• Written request: Lift every line from the entries that includes the word "their".
_ _ _ _ _ _ _
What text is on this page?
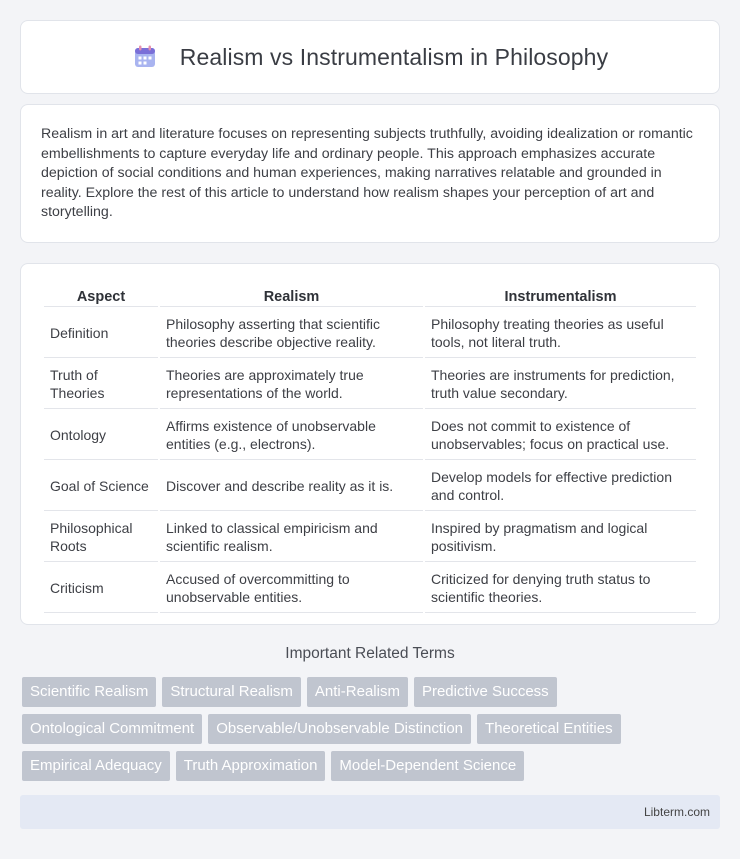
Realism vs Instrumentalism in Philosophy

Realism in art and literature focuses on representing subjects truthfully, avoiding idealization or romantic embellishments to capture everyday life and ordinary people. This approach emphasizes accurate depiction of social conditions and human experiences, making narratives relatable and grounded in reality. Explore the rest of this article to understand how realism shapes your perception of art and storytelling.

Aspect	Realism	Instrumentalism
Definition	Philosophy asserting that scientific theories describe objective reality.	Philosophy treating theories as useful tools, not literal truth.
Truth of Theories	Theories are approximately true representations of the world.	Theories are instruments for prediction, truth value secondary.
Ontology	Affirms existence of unobservable entities (e.g., electrons).	Does not commit to existence of unobservables; focus on practical use.
Goal of Science	Discover and describe reality as it is.	Develop models for effective prediction and control.
Philosophical Roots	Linked to classical empiricism and scientific realism.	Inspired by pragmatism and logical positivism.
Criticism	Accused of overcommitting to unobservable entities.	Criticized for denying truth status to scientific theories.
Important Related Terms
Scientific Realism	Structural Realism	Anti-Realism	Predictive Success
Ontological Commitment	Observable/Unobservable Distinction	Theoretical Entities
Empirical Adequacy	Truth Approximation	Model-Dependent Science
Libterm.com
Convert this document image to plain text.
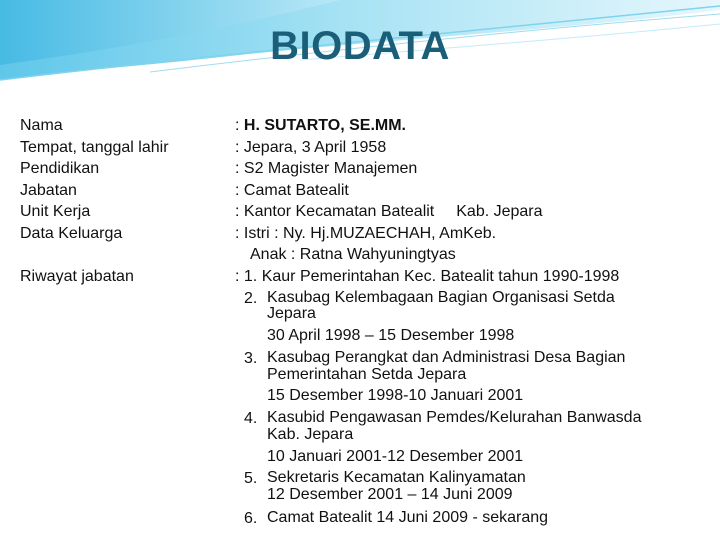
BIODATA
Nama
Tempat, tanggal lahir
Pendidikan
Jabatan
Unit Kerja
Data Keluarga
Riwayat jabatan
: H. SUTARTO, SE.MM.
: Jepara, 3 April 1958
: S2 Magister Manajemen
: Camat Batealit
: Kantor Kecamatan Batealit Kab. Jepara
: Istri : Ny. Hj.MUZAECHAH, AmKeb.
Anak : Ratna Wahyuningtyas
: 1. Kaur Pemerintahan Kec. Batealit tahun 1990-1998
2. Kasubag Kelembagaan Bagian Organisasi Setda
Jepara
30 April 1998 – 15 Desember 1998
3. Kasubag Perangkat dan Administrasi Desa Bagian
Pemerintahan Setda Jepara
15 Desember 1998-10 Januari 2001
4. Kasubid Pengawasan Pemdes/Kelurahan Banwasda
Kab. Jepara
10 Januari 2001-12 Desember 2001
5. Sekretaris Kecamatan Kalinyamatan
12 Desember 2001 – 14 Juni 2009
6. Camat Batealit 14 Juni 2009 - sekarang
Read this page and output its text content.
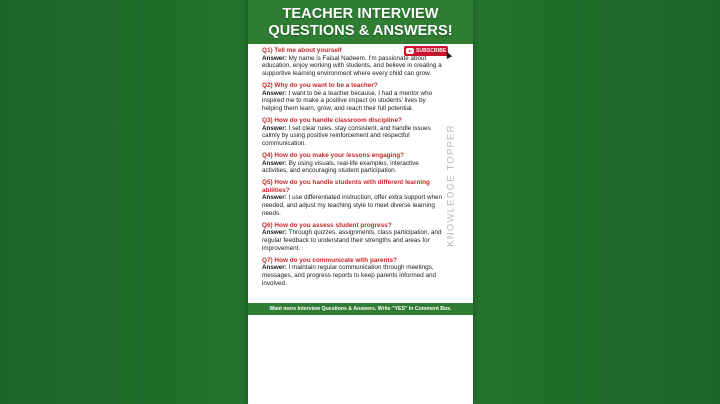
TEACHER INTERVIEW
QUESTIONS & ANSWERS!
SUBSCRIBE
Q1) Tell me about yourself
Answer: My name is Faisal Nadeem. I'm passionate about education, enjoy working with students, and believe in creating a supportive learning environment where every child can grow.
Q2) Why do you want to be a teacher?
Answer: I want to be a teacher because, I had a mentor who inspired me to make a positive impact on students' lives by helping them learn, grow, and reach their full potential.
Q3) How do you handle classroom discipline?
Answer: I set clear rules, stay consistent, and handle issues calmly by using positive reinforcement and respectful communication.
Q4) How do you make your lessons engaging?
Answer: By using visuals, real-life examples, interactive activities, and encouraging student participation.
Q5) How do you handle students with different learning abilities?
Answer: I use differentiated instruction, offer extra support when needed, and adjust my teaching style to meet diverse learning needs.
Q6) How do you assess student progress?
Answer: Through quizzes, assignments, class participation, and regular feedback to understand their strengths and areas for improvement.
Q7) How do you communicate with parents?
Answer: I maintain regular communication through meetings, messages, and progress reports to keep parents informed and involved.
KNOWLEDGE TOPPER
Want more Interview Questions & Answers. Write "YES" In Comment Box.
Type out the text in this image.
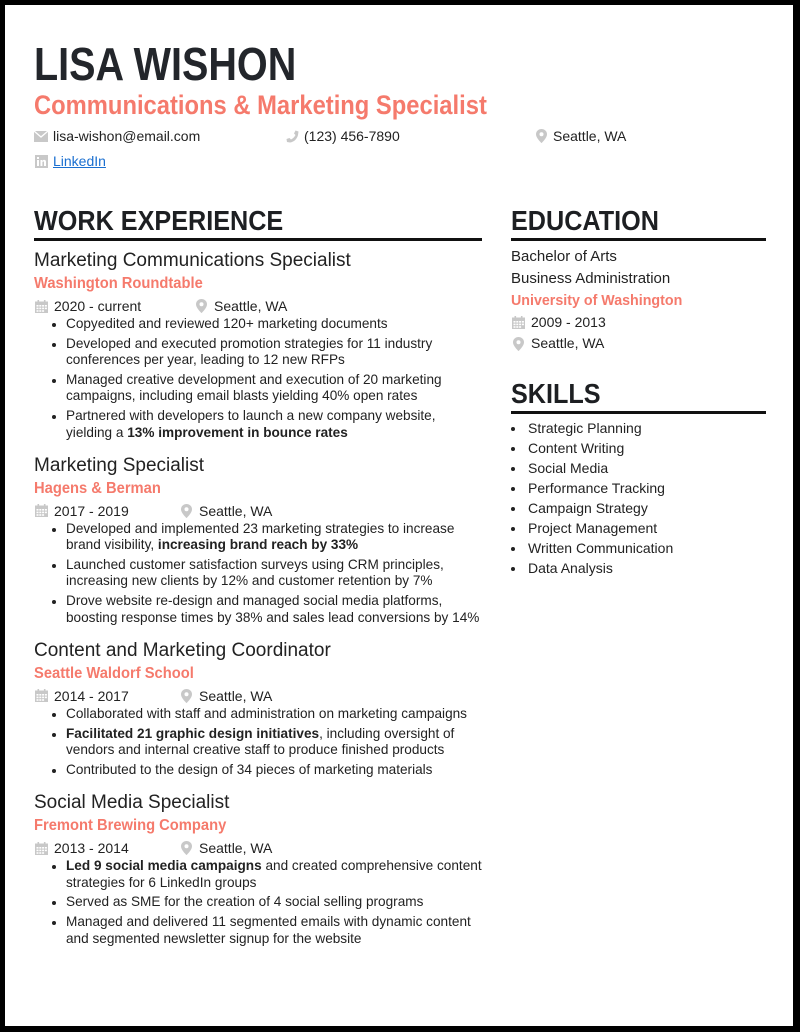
LISA WISHON
Communications & Marketing Specialist
lisa-wishon@email.com	(123) 456-7890	Seattle, WA
LinkedIn
WORK EXPERIENCE
Marketing Communications Specialist
Washington Roundtable
2020 - current	Seattle, WA
• Copyedited and reviewed 120+ marketing documents
• Developed and executed promotion strategies for 11 industry conferences per year, leading to 12 new RFPs
• Managed creative development and execution of 20 marketing campaigns, including email blasts yielding 40% open rates
• Partnered with developers to launch a new company website, yielding a 13% improvement in bounce rates
Marketing Specialist
Hagens & Berman
2017 - 2019	Seattle, WA
• Developed and implemented 23 marketing strategies to increase brand visibility, increasing brand reach by 33%
• Launched customer satisfaction surveys using CRM principles, increasing new clients by 12% and customer retention by 7%
• Drove website re-design and managed social media platforms, boosting response times by 38% and sales lead conversions by 14%
Content and Marketing Coordinator
Seattle Waldorf School
2014 - 2017	Seattle, WA
• Collaborated with staff and administration on marketing campaigns
• Facilitated 21 graphic design initiatives, including oversight of vendors and internal creative staff to produce finished products
• Contributed to the design of 34 pieces of marketing materials
Social Media Specialist
Fremont Brewing Company
2013 - 2014	Seattle, WA
• Led 9 social media campaigns and created comprehensive content strategies for 6 LinkedIn groups
• Served as SME for the creation of 4 social selling programs
• Managed and delivered 11 segmented emails with dynamic content and segmented newsletter signup for the website
EDUCATION
Bachelor of Arts
Business Administration
University of Washington
2009 - 2013
Seattle, WA
SKILLS
• Strategic Planning
• Content Writing
• Social Media
• Performance Tracking
• Campaign Strategy
• Project Management
• Written Communication
• Data Analysis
_ _ _ _ _ _ _
• Expected answer:
Answer: I want to be a teacher because, I had a mentor who inspired me to make a positive impact on students' lives by helping them learn, grow, and reach their full potential.
Answer: Through quizzes, assignments, class participation, and regular feedback to understand their strengths and areas for improvement.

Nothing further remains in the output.